GOAL: Repeat all of the data precisely.

--- Start ---

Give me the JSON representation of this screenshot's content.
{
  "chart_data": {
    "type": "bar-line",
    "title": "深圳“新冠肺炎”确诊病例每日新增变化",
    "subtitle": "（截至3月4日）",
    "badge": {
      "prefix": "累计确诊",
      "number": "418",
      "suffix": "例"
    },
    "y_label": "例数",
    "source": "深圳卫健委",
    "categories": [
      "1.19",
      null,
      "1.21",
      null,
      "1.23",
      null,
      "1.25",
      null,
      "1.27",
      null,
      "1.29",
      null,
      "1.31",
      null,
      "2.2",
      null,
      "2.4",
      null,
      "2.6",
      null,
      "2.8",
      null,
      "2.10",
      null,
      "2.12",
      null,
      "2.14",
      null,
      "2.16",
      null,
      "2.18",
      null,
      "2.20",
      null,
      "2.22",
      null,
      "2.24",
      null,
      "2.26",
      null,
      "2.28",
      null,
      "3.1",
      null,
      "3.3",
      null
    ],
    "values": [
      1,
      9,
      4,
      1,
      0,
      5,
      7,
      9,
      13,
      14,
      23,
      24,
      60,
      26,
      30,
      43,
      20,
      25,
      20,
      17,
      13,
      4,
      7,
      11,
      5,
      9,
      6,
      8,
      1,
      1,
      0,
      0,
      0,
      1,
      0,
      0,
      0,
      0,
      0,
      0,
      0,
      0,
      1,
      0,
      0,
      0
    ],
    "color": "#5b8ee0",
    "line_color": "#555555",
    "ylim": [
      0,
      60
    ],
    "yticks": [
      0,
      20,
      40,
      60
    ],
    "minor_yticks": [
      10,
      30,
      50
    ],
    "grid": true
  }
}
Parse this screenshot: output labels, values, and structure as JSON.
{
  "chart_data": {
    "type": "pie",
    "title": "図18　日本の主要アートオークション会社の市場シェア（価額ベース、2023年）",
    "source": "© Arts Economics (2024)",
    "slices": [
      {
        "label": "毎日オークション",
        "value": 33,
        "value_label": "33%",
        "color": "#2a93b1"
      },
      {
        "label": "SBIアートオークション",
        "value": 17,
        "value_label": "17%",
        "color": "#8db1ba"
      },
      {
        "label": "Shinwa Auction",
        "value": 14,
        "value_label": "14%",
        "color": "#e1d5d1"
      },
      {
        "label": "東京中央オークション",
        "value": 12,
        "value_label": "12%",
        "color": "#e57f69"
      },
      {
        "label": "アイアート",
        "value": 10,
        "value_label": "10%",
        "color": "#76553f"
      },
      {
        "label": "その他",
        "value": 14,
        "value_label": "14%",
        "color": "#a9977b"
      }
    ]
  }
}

--- End ---

OUTPUT FOR THIS TASK:
Give me the JSON representation of this screenshot's content.
{
  "chart_data": {
    "type": "bar-line",
    "title": "深圳“新冠肺炎”确诊病例每日新增变化",
    "subtitle": "（截至3月4日）",
    "badge": {
      "prefix": "累计确诊",
      "number": "418",
      "suffix": "例"
    },
    "y_label": "例数",
    "source": "深圳卫健委",
    "categories": [
      "1.19",
      null,
      "1.21",
      null,
      "1.23",
      null,
      "1.25",
      null,
      "1.27",
      null,
      "1.29",
      null,
      "1.31",
      null,
      "2.2",
      null,
      "2.4",
      null,
      "2.6",
      null,
      "2.8",
      null,
      "2.10",
      null,
      "2.12",
      null,
      "2.14",
      null,
      "2.16",
      null,
      "2.18",
      null,
      "2.20",
      null,
      "2.22",
      null,
      "2.24",
      null,
      "2.26",
      null,
      "2.28",
      null,
      "3.1",
      null,
      "3.3",
      null
    ],
    "values": [
      1,
      9,
      4,
      1,
      0,
      5,
      7,
      9,
      13,
      14,
      23,
      24,
      60,
      26,
      30,
      43,
      20,
      25,
      20,
      17,
      13,
      4,
      7,
      11,
      5,
      9,
      6,
      8,
      1,
      1,
      0,
      0,
      0,
      1,
      0,
      0,
      0,
      0,
      0,
      0,
      0,
      0,
      1,
      0,
      0,
      0
    ],
    "color": "#5b8ee0",
    "line_color": "#555555",
    "ylim": [
      0,
      60
    ],
    "yticks": [
      0,
      20,
      40,
      60
    ],
    "minor_yticks": [
      10,
      30,
      50
    ],
    "grid": true
  }
}
Parse this screenshot: output labels, values, and structure as JSON.
{
  "chart_data": {
    "type": "pie",
    "title": "図18　日本の主要アートオークション会社の市場シェア（価額ベース、2023年）",
    "source": "© Arts Economics (2024)",
    "slices": [
      {
        "label": "毎日オークション",
        "value": 33,
        "value_label": "33%",
        "color": "#2a93b1"
      },
      {
        "label": "SBIアートオークション",
        "value": 17,
        "value_label": "17%",
        "color": "#8db1ba"
      },
      {
        "label": "Shinwa Auction",
        "value": 14,
        "value_label": "14%",
        "color": "#e1d5d1"
      },
      {
        "label": "東京中央オークション",
        "value": 12,
        "value_label": "12%",
        "color": "#e57f69"
      },
      {
        "label": "アイアート",
        "value": 10,
        "value_label": "10%",
        "color": "#76553f"
      },
      {
        "label": "その他",
        "value": 14,
        "value_label": "14%",
        "color": "#a9977b"
      }
    ]
  }
}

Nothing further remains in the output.